* [Material]
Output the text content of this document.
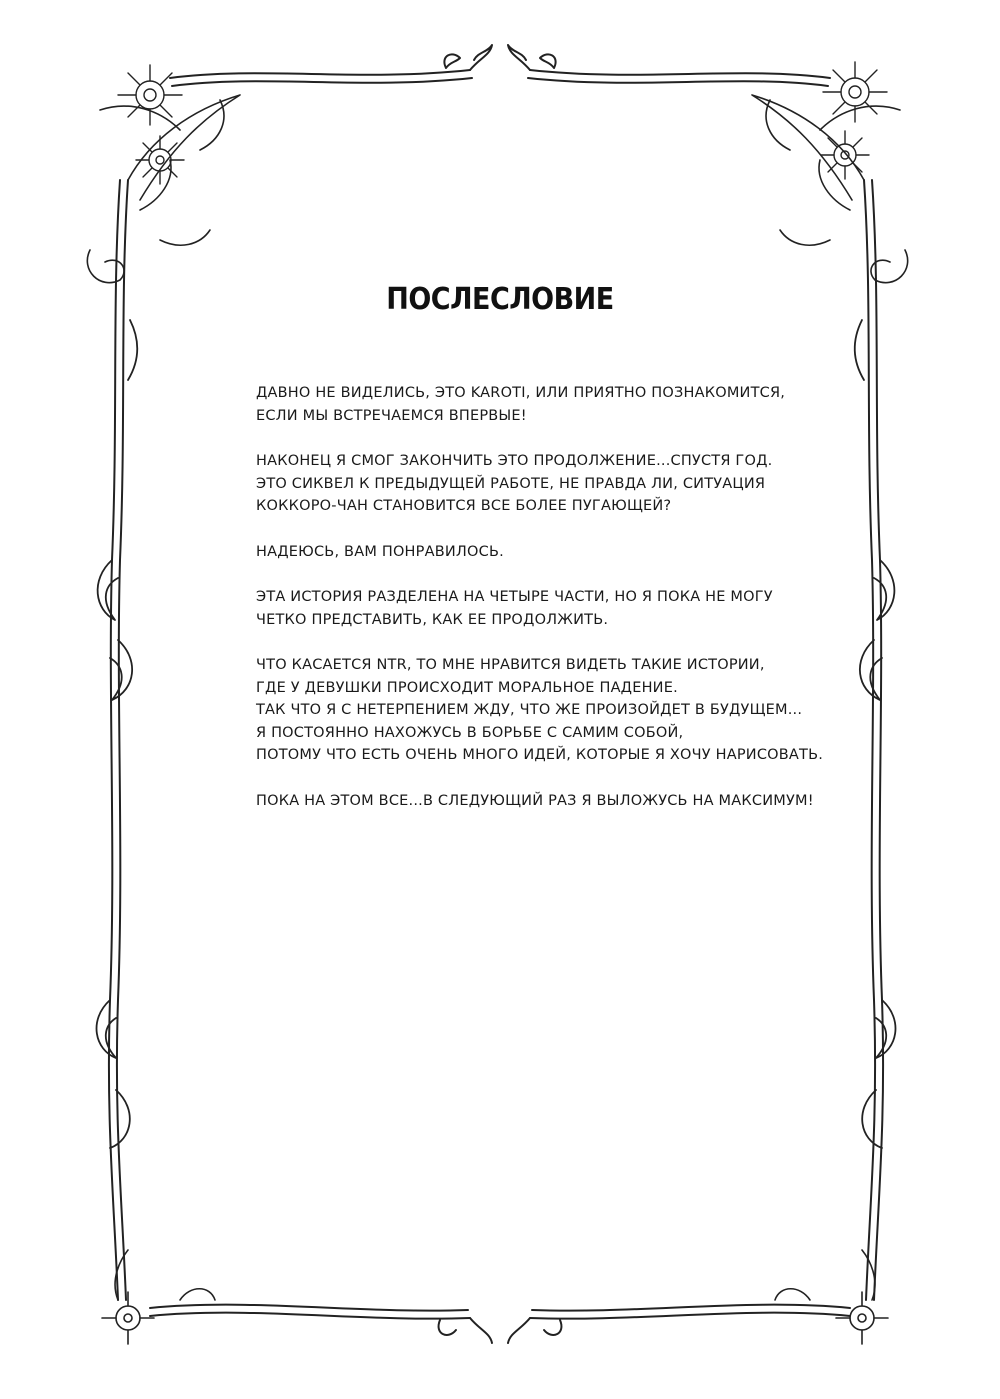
ПОСЛЕСЛОВИЕ

ДАВНО НЕ ВИДЕЛИСЬ, ЭТО KAROTI, ИЛИ ПРИЯТНО ПОЗНАКОМИТСЯ,
ЕСЛИ МЫ ВСТРЕЧАЕМСЯ ВПЕРВЫЕ!

НАКОНЕЦ Я СМОГ ЗАКОНЧИТЬ ЭТО ПРОДОЛЖЕНИЕ...СПУСТЯ ГОД.
ЭТО СИКВЕЛ К ПРЕДЫДУЩЕЙ РАБОТЕ, НЕ ПРАВДА ЛИ, СИТУАЦИЯ
КОККОРО-ЧАН СТАНОВИТСЯ ВСЕ БОЛЕЕ ПУГАЮЩЕЙ?

НАДЕЮСЬ, ВАМ ПОНРАВИЛОСЬ.

ЭТА ИСТОРИЯ РАЗДЕЛЕНА НА ЧЕТЫРЕ ЧАСТИ, НО Я ПОКА НЕ МОГУ
ЧЕТКО ПРЕДСТАВИТЬ, КАК ЕЕ ПРОДОЛЖИТЬ.

ЧТО КАСАЕТСЯ NTR, ТО МНЕ НРАВИТСЯ ВИДЕТЬ ТАКИЕ ИСТОРИИ,
ГДЕ У ДЕВУШКИ ПРОИСХОДИТ МОРАЛЬНОЕ ПАДЕНИЕ.
ТАК ЧТО Я С НЕТЕРПЕНИЕМ ЖДУ, ЧТО ЖЕ ПРОИЗОЙДЕТ В БУДУЩЕМ...
Я ПОСТОЯННО НАХОЖУСЬ В БОРЬБЕ С САМИМ СОБОЙ,
ПОТОМУ ЧТО ЕСТЬ ОЧЕНЬ МНОГО ИДЕЙ, КОТОРЫЕ Я ХОЧУ НАРИСОВАТЬ.

ПОКА НА ЭТОМ ВСЕ...В СЛЕДУЮЩИЙ РАЗ Я ВЫЛОЖУСЬ НА МАКСИМУМ!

* [Directions] Tally how many lines of the data include the word "ПОКА". Write the number and nothing else.

* [Response to this task] 2